WRITTEN EXERCISE: Where a line contains the word "Papertrans", copy that line in full.

[Items listed in a dataset]
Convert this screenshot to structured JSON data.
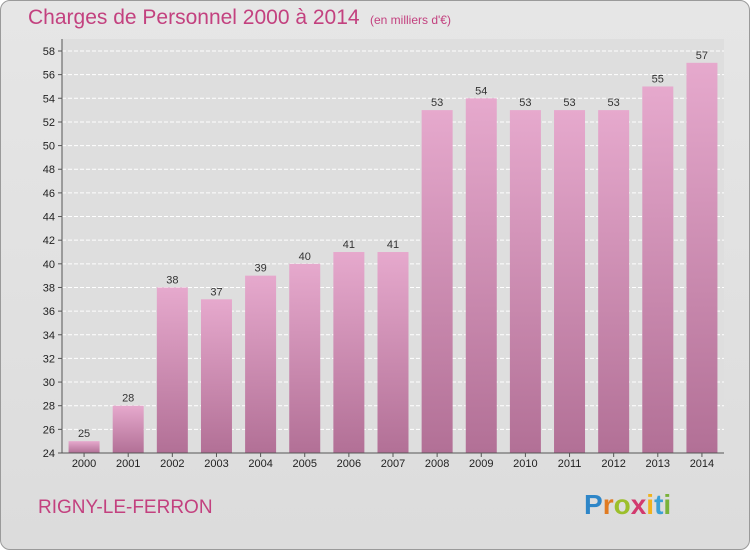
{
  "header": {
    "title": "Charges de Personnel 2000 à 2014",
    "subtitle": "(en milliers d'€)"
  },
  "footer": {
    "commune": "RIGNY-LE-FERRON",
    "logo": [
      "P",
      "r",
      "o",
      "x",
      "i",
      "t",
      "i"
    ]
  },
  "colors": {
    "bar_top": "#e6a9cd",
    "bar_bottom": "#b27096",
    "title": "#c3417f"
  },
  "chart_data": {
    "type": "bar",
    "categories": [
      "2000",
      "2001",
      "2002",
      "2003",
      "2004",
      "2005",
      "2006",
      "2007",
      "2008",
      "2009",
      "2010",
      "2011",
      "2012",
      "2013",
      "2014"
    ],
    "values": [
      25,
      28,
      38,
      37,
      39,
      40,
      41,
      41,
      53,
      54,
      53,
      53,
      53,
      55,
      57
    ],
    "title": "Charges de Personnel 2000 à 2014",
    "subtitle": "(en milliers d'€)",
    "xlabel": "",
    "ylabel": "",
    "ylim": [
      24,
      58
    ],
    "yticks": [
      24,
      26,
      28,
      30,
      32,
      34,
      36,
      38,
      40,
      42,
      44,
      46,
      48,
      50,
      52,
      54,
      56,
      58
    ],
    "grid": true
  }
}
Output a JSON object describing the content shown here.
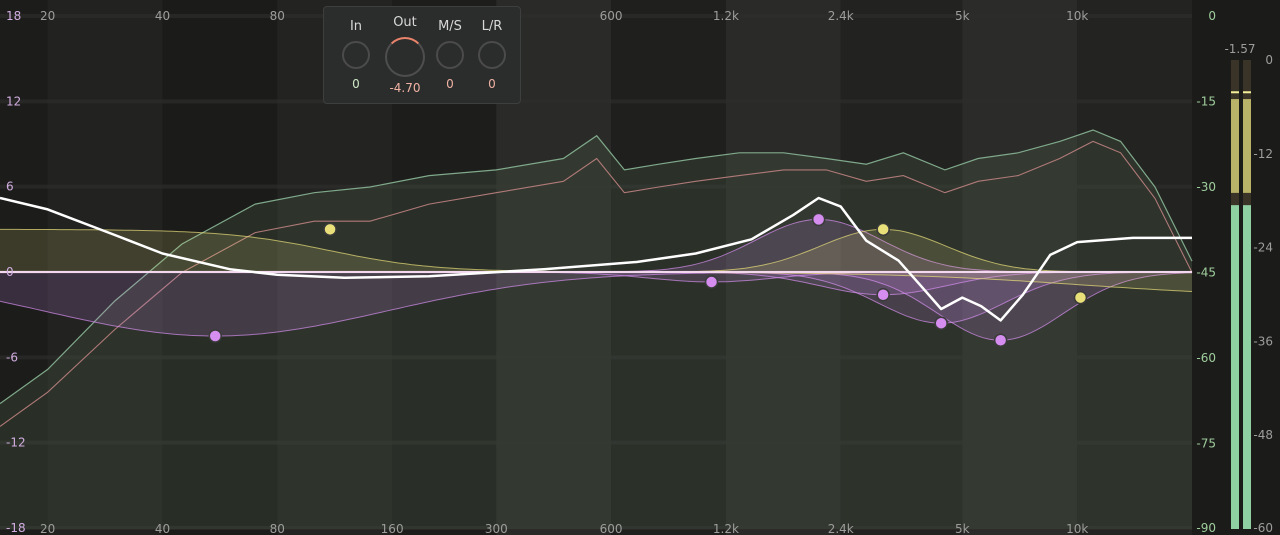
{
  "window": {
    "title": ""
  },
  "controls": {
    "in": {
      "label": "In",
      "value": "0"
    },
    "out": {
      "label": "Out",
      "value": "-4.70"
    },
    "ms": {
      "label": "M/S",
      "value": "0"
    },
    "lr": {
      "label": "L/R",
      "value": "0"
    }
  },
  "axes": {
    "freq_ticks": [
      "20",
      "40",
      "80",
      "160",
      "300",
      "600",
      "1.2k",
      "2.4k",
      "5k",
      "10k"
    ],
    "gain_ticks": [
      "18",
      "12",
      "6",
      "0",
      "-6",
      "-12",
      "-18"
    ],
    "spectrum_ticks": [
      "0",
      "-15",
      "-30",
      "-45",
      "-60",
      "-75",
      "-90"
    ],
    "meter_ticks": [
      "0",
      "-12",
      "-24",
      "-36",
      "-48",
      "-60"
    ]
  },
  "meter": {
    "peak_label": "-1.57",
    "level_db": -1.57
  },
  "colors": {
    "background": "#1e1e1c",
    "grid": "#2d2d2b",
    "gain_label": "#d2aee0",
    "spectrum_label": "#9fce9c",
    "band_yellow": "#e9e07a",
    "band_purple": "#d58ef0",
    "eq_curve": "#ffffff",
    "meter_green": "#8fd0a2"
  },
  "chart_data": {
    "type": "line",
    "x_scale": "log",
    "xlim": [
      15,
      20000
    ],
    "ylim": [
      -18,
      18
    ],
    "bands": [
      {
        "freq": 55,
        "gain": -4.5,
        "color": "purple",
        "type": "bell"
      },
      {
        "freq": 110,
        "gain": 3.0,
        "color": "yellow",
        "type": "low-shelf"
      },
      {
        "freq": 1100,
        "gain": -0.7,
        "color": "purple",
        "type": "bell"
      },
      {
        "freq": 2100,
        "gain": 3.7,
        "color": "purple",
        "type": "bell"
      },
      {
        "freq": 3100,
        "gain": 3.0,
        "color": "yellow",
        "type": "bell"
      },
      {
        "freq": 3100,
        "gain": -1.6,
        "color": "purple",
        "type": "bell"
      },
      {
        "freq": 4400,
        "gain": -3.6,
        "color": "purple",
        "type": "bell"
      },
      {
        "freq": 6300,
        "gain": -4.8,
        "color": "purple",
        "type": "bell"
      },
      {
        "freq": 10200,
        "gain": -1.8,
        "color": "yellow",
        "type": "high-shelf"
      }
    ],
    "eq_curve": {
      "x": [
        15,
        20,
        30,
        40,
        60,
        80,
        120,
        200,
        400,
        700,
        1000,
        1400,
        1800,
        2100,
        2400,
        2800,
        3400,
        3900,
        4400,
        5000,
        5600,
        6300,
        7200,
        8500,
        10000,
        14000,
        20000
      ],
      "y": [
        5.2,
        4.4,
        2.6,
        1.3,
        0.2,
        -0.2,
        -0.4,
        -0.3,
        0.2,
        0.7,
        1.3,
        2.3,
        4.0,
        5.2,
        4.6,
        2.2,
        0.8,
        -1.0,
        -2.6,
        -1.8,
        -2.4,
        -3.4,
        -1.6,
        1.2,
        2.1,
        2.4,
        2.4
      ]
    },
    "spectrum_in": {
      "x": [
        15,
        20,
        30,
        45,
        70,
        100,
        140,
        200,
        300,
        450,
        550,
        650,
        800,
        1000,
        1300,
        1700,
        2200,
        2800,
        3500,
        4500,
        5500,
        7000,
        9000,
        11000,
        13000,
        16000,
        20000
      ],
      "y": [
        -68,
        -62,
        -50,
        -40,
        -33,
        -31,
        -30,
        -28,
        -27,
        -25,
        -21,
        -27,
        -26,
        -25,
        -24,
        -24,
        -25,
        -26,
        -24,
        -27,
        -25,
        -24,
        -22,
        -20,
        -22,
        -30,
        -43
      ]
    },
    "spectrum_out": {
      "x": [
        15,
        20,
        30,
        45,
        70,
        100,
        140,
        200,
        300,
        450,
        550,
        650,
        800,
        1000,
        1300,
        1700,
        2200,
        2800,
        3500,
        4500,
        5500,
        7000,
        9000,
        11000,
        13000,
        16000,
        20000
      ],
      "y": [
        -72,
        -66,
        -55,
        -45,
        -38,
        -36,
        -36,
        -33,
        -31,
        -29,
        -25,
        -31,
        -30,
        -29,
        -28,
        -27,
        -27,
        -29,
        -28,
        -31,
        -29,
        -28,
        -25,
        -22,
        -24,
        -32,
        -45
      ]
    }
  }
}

--

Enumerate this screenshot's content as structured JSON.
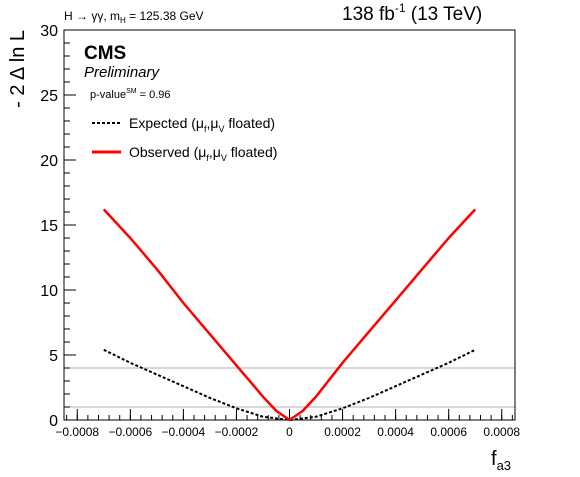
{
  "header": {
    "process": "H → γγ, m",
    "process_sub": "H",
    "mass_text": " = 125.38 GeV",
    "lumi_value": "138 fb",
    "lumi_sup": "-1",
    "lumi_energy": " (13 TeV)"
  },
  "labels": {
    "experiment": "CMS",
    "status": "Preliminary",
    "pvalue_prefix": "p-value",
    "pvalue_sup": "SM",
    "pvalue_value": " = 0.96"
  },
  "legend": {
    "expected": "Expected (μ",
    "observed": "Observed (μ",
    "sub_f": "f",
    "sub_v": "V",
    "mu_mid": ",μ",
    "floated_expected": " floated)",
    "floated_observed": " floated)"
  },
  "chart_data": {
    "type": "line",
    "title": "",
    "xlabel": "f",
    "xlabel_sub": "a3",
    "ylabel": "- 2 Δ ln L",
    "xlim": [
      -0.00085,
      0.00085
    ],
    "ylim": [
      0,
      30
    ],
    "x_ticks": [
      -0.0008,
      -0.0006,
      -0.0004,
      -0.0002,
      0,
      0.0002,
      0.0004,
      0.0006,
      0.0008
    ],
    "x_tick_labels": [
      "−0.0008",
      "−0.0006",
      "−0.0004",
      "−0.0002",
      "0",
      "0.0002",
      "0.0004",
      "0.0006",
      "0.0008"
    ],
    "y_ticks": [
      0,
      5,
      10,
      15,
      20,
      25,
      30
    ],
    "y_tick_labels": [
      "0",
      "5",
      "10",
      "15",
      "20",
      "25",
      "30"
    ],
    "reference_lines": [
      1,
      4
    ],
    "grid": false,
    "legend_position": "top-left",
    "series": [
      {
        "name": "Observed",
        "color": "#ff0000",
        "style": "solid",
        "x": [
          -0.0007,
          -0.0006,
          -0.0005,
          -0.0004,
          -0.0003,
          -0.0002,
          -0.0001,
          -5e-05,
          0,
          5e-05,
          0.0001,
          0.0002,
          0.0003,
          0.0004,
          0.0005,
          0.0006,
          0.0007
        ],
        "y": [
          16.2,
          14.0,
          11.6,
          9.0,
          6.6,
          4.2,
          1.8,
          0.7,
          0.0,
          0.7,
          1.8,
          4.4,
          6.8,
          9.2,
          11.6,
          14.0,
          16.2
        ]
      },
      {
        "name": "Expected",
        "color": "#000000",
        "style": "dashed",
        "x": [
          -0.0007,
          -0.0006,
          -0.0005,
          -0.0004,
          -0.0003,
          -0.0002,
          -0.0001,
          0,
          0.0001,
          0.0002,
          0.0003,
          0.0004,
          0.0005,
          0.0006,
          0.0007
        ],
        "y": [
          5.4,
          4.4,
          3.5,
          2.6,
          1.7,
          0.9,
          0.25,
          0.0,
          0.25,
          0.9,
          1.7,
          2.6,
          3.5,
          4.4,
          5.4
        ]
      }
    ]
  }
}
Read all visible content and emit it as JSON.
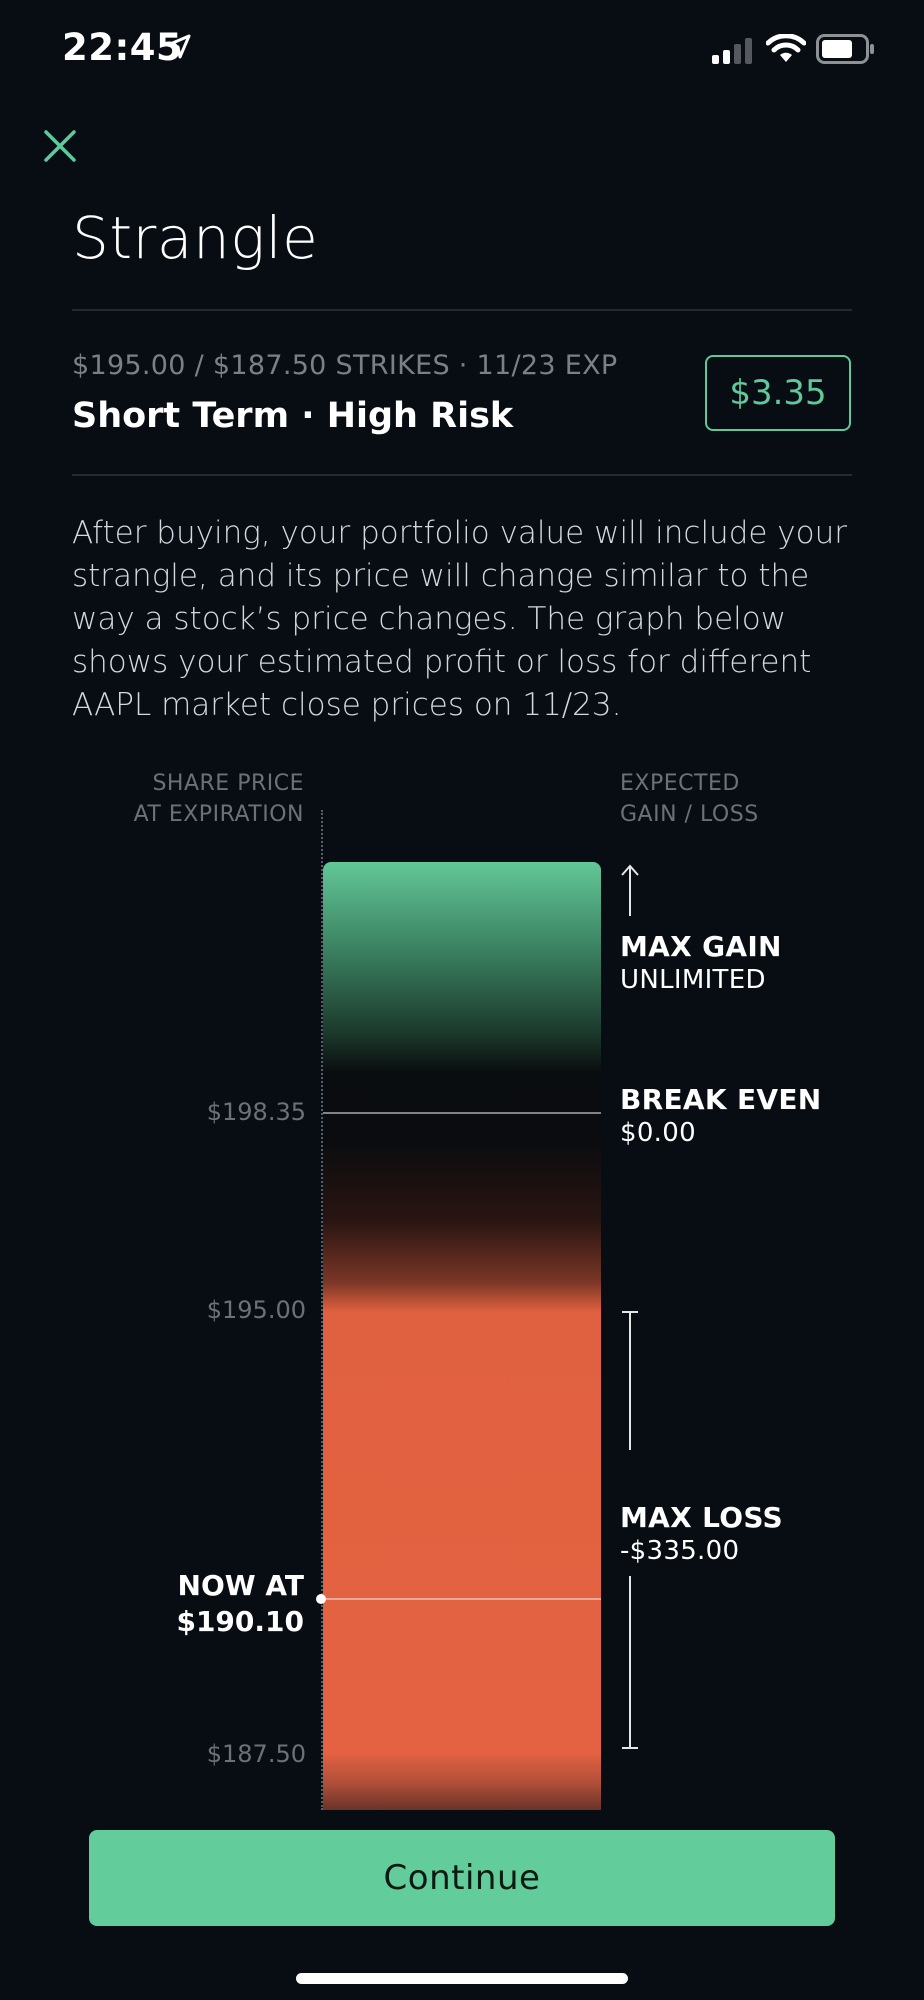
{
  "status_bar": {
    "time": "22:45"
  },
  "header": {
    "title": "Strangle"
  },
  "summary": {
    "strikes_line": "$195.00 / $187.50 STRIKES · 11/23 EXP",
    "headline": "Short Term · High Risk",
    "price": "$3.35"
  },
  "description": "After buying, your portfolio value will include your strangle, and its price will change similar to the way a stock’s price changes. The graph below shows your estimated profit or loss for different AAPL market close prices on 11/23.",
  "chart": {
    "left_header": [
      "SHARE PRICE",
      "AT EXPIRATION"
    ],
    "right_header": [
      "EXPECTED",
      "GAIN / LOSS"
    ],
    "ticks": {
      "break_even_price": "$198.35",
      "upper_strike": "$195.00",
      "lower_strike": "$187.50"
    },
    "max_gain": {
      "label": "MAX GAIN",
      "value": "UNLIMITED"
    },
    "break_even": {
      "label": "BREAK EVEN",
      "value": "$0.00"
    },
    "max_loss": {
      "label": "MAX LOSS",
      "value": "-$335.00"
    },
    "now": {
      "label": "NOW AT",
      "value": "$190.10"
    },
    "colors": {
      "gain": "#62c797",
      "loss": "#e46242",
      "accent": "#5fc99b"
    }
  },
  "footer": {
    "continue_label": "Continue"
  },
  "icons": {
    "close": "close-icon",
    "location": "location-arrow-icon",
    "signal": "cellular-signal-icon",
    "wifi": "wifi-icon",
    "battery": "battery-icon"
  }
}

--

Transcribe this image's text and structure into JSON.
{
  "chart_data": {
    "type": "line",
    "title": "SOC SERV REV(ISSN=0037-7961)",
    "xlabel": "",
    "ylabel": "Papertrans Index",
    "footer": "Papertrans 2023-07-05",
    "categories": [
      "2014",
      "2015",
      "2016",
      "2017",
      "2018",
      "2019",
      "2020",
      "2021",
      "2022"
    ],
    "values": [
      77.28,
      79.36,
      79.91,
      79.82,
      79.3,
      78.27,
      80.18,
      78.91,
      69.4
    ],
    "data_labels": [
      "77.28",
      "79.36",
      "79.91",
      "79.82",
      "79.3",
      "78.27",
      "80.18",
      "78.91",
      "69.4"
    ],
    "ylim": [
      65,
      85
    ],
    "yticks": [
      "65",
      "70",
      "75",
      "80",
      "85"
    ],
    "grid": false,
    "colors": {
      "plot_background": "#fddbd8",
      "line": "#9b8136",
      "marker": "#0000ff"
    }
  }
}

RESPONSE TO THIS EXERCISE:
    "ylabel": "Papertrans Index",
    "footer": "Papertrans 2023-07-05",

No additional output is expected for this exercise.